Help with a practical problem for my job

[rooferpaul]

The main purpose of this site is to offer help & guidance to students with their Maths problems. We would normally only offer new members advice on how to proceed with their work once they have submitted their own attempt(s) to solve a problem (so we can assess what help they need to reach a solution).
In my (personal) opinion, if you are part of a commercial organisation (eg: a roofing company) then you should employ someone who is capable of carrying out any calculations you need for your operations or pay an external (consulting?) agent for such services rather than looking for free help on the internet.
Some other forum member may well take a different view and be willing to offer comment on the problem you describe though I do suspect that your description leaves much to be desired. For example: did you mean that the width of your sheets is 762 mm or .762 m (not .762 mm) and a "guess" at the rake being 1020 (mm?) for a 25° pitched roof is a much use as a chocolate teapot! Only accurate information is of any use to us! Furthermore, I would expect your Rake length to depend not only on the pitch of the roof but also on the height of the roof (apex) above the gable and the width of the gable itself.
But those are just my opinions. ?
Good Luck.

I'm apologise for my ignorance. I just googled math help and the first site that came up was called free math help so I clicked on it.
I'm merely a labourer that wanted to find a theoretical answer to a problem that I encounter daily but haven't the knowledge to structure a formula for it. Usually we use an existing sheet as a template but I find it a little cumbersome to move around and it also causes a lot of scratches on the new sheet.

[Recorded data]
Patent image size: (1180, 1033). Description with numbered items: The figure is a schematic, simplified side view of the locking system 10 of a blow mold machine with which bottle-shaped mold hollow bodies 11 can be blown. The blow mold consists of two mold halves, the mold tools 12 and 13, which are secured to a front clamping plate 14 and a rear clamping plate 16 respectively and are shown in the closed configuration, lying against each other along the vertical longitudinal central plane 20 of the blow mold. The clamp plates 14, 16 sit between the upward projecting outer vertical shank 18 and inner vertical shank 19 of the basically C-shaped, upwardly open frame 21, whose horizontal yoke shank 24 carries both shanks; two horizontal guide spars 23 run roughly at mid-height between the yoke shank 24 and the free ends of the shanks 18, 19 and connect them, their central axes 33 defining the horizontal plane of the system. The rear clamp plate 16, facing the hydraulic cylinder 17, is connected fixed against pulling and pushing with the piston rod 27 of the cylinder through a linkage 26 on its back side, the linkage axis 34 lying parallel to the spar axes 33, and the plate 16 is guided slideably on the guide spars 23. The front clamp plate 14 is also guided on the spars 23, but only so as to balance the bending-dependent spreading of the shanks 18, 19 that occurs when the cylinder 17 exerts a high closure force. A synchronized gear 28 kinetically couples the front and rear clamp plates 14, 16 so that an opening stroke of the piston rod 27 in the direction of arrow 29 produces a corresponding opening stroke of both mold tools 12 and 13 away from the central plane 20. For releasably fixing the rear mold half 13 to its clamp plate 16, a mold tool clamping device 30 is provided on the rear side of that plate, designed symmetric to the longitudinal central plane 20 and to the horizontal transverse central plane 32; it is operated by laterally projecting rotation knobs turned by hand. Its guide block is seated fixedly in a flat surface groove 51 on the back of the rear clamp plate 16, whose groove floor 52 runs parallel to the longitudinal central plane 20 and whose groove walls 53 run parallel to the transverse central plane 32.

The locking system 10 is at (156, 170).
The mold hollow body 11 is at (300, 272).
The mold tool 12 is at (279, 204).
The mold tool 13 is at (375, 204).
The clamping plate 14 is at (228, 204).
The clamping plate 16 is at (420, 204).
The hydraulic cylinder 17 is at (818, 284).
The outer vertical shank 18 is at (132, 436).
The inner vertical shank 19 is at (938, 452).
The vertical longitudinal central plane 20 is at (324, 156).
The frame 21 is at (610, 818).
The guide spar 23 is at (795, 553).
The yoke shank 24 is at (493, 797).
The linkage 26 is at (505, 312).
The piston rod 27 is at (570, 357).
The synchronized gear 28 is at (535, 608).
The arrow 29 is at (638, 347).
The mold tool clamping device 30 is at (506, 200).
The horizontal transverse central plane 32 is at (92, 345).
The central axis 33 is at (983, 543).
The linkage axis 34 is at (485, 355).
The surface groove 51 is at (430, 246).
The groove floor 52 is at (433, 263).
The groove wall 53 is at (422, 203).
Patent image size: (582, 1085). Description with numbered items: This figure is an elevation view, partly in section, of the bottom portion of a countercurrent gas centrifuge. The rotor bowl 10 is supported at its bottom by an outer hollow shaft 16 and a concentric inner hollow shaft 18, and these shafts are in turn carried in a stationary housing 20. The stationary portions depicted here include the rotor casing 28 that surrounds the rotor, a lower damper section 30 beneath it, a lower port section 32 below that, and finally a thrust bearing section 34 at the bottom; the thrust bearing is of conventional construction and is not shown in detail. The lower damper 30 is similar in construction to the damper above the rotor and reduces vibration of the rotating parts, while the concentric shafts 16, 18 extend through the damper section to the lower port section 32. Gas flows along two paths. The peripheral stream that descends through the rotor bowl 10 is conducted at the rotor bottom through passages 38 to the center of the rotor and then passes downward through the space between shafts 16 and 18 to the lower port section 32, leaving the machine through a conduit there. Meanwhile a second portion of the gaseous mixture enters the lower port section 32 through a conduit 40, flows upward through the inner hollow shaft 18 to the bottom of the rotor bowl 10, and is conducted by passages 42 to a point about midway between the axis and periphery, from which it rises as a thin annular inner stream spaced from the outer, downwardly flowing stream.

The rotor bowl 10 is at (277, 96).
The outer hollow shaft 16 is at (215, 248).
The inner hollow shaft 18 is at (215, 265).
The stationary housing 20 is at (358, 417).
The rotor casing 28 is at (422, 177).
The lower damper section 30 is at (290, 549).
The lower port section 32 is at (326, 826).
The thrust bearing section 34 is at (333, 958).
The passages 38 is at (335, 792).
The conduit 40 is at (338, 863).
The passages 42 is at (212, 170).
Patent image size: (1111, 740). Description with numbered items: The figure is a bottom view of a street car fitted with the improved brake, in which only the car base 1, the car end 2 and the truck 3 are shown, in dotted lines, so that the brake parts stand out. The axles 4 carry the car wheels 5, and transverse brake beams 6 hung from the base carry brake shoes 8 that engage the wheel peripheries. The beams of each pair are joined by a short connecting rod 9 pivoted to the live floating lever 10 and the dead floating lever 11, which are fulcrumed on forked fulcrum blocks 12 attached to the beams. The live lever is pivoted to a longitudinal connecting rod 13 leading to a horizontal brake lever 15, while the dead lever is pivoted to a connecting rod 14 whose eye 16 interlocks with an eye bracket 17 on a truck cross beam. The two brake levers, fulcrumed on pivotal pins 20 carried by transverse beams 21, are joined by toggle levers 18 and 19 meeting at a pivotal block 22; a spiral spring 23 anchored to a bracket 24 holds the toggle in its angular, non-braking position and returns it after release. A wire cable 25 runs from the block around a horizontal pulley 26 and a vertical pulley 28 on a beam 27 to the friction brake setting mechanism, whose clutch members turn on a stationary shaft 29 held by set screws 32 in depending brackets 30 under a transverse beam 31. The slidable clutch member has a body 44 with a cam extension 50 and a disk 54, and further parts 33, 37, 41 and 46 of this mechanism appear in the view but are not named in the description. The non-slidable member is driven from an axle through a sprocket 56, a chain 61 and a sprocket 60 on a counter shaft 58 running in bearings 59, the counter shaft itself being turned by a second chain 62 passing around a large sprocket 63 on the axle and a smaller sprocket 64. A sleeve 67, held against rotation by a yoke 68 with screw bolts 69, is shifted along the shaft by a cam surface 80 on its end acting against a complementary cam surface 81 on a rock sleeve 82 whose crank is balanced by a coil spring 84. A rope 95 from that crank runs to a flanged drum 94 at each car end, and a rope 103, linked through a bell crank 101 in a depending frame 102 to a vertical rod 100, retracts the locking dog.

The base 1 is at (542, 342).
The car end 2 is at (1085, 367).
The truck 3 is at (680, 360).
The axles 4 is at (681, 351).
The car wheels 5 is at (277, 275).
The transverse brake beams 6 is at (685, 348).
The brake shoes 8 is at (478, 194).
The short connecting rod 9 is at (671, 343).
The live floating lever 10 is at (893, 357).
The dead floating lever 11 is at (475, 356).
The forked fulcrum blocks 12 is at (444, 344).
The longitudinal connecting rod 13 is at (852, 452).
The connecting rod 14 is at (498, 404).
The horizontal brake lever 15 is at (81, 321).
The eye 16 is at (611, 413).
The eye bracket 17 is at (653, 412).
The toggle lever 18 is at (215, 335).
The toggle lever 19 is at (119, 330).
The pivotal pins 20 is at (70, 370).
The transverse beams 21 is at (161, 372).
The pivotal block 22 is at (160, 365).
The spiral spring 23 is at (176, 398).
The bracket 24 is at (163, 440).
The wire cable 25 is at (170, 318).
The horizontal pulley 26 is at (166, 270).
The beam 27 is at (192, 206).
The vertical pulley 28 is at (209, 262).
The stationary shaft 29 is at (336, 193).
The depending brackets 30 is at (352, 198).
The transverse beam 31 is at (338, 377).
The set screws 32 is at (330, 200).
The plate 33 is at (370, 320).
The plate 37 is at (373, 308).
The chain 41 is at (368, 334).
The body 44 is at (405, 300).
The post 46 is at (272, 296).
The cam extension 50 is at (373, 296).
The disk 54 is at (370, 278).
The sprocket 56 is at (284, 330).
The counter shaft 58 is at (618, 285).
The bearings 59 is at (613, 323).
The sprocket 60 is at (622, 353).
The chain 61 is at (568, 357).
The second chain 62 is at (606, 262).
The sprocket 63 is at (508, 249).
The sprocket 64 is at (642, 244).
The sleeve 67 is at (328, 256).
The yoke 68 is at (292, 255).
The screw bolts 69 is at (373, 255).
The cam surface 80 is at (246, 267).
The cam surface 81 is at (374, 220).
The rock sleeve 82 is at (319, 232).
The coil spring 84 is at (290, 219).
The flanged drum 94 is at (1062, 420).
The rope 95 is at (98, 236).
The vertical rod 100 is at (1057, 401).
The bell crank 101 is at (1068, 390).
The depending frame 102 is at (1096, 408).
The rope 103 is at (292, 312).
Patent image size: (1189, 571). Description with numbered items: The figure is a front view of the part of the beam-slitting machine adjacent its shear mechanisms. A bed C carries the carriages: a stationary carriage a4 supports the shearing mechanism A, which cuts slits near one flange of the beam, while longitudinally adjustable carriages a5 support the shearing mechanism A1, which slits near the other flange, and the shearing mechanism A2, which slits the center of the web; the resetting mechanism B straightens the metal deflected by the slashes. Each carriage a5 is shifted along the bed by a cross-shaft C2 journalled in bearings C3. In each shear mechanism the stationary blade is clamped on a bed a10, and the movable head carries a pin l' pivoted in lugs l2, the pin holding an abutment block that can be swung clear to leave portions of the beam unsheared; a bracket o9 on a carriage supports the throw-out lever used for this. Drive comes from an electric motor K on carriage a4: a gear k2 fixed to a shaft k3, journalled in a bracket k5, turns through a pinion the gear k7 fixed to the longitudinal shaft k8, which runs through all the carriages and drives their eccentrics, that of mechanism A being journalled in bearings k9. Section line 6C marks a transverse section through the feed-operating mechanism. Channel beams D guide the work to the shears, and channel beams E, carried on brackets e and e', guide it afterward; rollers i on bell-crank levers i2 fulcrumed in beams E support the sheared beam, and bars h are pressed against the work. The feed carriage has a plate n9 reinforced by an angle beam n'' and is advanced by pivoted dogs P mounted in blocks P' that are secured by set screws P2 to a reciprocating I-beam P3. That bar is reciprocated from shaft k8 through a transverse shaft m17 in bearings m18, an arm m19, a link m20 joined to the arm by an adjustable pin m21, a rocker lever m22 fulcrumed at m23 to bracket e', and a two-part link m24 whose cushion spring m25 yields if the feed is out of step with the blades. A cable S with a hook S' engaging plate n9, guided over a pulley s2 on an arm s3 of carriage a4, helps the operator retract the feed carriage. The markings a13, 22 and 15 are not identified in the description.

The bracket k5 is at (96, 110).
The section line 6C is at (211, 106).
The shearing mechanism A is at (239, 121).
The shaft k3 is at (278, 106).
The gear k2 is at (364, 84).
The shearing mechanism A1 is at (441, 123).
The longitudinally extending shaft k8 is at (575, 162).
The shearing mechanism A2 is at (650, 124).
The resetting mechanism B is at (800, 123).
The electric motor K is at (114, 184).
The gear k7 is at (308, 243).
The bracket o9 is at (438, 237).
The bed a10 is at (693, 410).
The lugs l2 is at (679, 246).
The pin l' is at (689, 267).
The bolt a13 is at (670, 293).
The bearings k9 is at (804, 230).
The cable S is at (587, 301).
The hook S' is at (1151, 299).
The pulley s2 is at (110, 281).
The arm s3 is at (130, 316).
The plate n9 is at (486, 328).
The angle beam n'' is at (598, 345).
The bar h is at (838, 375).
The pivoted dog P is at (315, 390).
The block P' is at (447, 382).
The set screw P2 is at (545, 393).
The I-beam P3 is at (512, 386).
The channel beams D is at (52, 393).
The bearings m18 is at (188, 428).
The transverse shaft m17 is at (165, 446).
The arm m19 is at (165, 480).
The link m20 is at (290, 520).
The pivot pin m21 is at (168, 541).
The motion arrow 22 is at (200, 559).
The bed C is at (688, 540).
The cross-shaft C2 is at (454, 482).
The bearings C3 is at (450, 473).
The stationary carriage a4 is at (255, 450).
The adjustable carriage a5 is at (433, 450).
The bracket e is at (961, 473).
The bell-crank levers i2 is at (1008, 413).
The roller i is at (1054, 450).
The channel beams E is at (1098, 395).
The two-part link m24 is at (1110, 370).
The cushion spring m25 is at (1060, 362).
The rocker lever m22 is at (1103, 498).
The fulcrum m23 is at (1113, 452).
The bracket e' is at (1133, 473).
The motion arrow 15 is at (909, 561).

Written exercise A ::
Answer from the roofing forum thread:
(i) What sheet width does the reply ask whether the poster actually meant?
(ii) Which roof pitch is mentioned alongside the guessed rake of 1020?
(iii) What does the poster's crew usually use as a template?
Written exercise B :: Edit the part of the roofing forum thread that opens with the words containing "Help with a" and closes with "on the internet.", putting "building firm" in place of "roofing company".
Written exercise C :: Carry on the roofing forum thread from the point where it stops.

Written answer A ::
(i) 762 mm or .762 m
(ii) 25°
(iii) An existing sheet

Written answer B ::
Help with a practical problem for my job

[rooferpaul]

The main purpose of this site is to offer help & guidance to students with their Maths problems. We would normally only offer new members advice on how to proceed with their work once they have submitted their own attempt(s) to solve a problem (so we can assess what help they need to reach a solution).
In my (personal) opinion, if you are part of a commercial organisation (eg: a building firm) then you should employ someone who is capable of carrying out any calculations you need for your operations or pay an external (consulting?) agent for such services rather than looking for free help on the internet.

Written answer C ::
You are correct with the width, I should have reread my post but they are 762mm. Technically they are wider than that but we measure from the centre of the first ridge to the centre of the last but that's irrelevant to the problem as the remaining width is lapped under the next sheet.
The height of the roof doesn't matter as the only factor really is the pitch of the hip of the roof. There is no gable. Perhaps think of the hypotenuse of a triangle which has 762mm sections that run perpendicular to its adjacent side. As the angle increases, so does the length of the angled part of those sections so its all relative.
The hip is always 45 degrees but the pitch changes length of the rake if that makes sense

 

[blamocur]

I tried running your code...

python /tmp/a.py 25 762
Angle : 56.60
Rake : 912.8

...but this rake seems impossible. Imagine that the pitch angle of the roof is 0° (it's a flat roof). The diagonal cut where two purpendicular metal sheets meet will be at 45° to both sheets. The length of this diagonal (label "b" in post#11) will be [imath]\sqrt{762^2+762^2} \approx 1077.63[/imath] by Pythagoras. As the pitch increases, this minimum length should only get bigger?

If one of us gets sent to the corner for a blunder - then hopefully the roof there will be watertight

We can verify the result:

Assume the roof is 2 units (mm?) wide. At [imath]25^\circ[/imath] gable pitch the height of the roof is about 0.466.

The height of the [imath]45^\circ[/imath] hip triangle is the about [imath].0.423 \times \sqrt{2} \approx 0.659[/imath].

The side of the hip triangle is approximately [imath]\sqrt{1^2 + 0.659^2} \approx 1.198[/imath].

If we multiply this value by 762 we get about 912.78.

I am not going to the corner yet

 

[Cubist]

We can verify the result:

Assume the roof is 2 units (mm?) wide. At [imath]25^\circ[/imath] gable pitch the height of the roof is about 0.466.

The height of the [imath]45^\circ[/imath] hip triangle is the about [imath].0.423 \times \sqrt{2} \approx 0.659[/imath].

The side of the hip triangle is approximately [imath]\sqrt{1^2 + 0.659^2} \approx 1.198[/imath].

If we multiply this value by 762 we get about 912.78.

I am not going to the corner yet

Please just consider the flat roof scenario for a minute. The plan view would look like this (if we stick to the same layout that would be used for a pitched roof)...



...the width of each metal strip is 762mm. The length of each of the highlighted red diagonals would be approximately 1077.63mm (see calculation in post#18). This length would only become longer if the roof had depth and pitch?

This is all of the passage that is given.